- Written instruction:
The records below are to be repeated in full, exactly as they are.

════

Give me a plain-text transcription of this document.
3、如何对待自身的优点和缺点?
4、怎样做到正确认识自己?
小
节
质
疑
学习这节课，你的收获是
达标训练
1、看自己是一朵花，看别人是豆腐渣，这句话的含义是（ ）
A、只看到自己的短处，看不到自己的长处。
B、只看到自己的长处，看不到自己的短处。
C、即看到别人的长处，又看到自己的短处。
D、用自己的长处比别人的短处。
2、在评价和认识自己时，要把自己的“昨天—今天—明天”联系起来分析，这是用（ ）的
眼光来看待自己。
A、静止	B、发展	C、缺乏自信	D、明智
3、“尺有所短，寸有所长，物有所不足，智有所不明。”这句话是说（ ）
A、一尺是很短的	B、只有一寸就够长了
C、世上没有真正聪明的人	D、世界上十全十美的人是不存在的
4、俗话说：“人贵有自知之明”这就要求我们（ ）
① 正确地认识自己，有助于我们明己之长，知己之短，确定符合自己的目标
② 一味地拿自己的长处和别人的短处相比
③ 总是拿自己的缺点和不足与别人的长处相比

════

- Reply to the task:
Give me a plain-text transcription of this document.
3、如何对待自身的优点和缺点?
4、怎样做到正确认识自己?
小
节
质
疑
学习这节课，你的收获是
达标训练
1、看自己是一朵花，看别人是豆腐渣，这句话的含义是（ ）
A、只看到自己的短处，看不到自己的长处。
B、只看到自己的长处，看不到自己的短处。
C、即看到别人的长处，又看到自己的短处。
D、用自己的长处比别人的短处。
2、在评价和认识自己时，要把自己的“昨天—今天—明天”联系起来分析，这是用（ ）的
眼光来看待自己。
A、静止	B、发展	C、缺乏自信	D、明智
3、“尺有所短，寸有所长，物有所不足，智有所不明。”这句话是说（ ）
A、一尺是很短的	B、只有一寸就够长了
C、世上没有真正聪明的人	D、世界上十全十美的人是不存在的
4、俗话说：“人贵有自知之明”这就要求我们（ ）
① 正确地认识自己，有助于我们明己之长，知己之短，确定符合自己的目标
② 一味地拿自己的长处和别人的短处相比
③ 总是拿自己的缺点和不足与别人的长处相比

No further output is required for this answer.